> [The task]
Give the number of lines holding the string "Mary" and nothing more.

Excerpt from a dataset
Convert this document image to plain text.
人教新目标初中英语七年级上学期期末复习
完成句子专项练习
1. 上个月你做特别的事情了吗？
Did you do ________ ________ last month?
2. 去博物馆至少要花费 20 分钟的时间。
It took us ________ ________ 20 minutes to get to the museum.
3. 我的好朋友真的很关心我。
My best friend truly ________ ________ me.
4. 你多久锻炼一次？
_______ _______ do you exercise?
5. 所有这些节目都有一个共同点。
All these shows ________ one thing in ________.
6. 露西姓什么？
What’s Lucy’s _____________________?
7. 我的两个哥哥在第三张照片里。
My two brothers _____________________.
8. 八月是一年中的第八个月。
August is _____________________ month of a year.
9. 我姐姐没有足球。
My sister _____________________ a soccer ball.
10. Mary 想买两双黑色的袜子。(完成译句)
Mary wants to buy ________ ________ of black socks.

> [Answer to this exercise]
2